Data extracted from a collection
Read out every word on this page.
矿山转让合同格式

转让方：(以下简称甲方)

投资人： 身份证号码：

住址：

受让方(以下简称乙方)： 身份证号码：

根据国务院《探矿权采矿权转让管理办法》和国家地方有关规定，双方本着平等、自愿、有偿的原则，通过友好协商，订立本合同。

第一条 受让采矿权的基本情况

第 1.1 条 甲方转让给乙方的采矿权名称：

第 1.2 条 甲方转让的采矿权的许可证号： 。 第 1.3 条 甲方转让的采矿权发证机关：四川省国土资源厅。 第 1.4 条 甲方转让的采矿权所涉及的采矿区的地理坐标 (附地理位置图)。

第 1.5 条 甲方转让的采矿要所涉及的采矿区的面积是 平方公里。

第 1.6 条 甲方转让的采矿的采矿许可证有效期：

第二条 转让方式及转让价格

EXERCISE OBJECTIVE: Extract all the entries word for word.

EXERCISE RESULT:
Read out every word on this page.
矿山转让合同格式

转让方：(以下简称甲方)

投资人： 身份证号码：

住址：

受让方(以下简称乙方)： 身份证号码：

根据国务院《探矿权采矿权转让管理办法》和国家地方有关规定，双方本着平等、自愿、有偿的原则，通过友好协商，订立本合同。

第一条 受让采矿权的基本情况

第 1.1 条 甲方转让给乙方的采矿权名称：

第 1.2 条 甲方转让的采矿权的许可证号： 。 第 1.3 条 甲方转让的采矿权发证机关：四川省国土资源厅。 第 1.4 条 甲方转让的采矿权所涉及的采矿区的地理坐标 (附地理位置图)。

第 1.5 条 甲方转让的采矿要所涉及的采矿区的面积是 平方公里。

第 1.6 条 甲方转让的采矿的采矿许可证有效期：

第二条 转让方式及转让价格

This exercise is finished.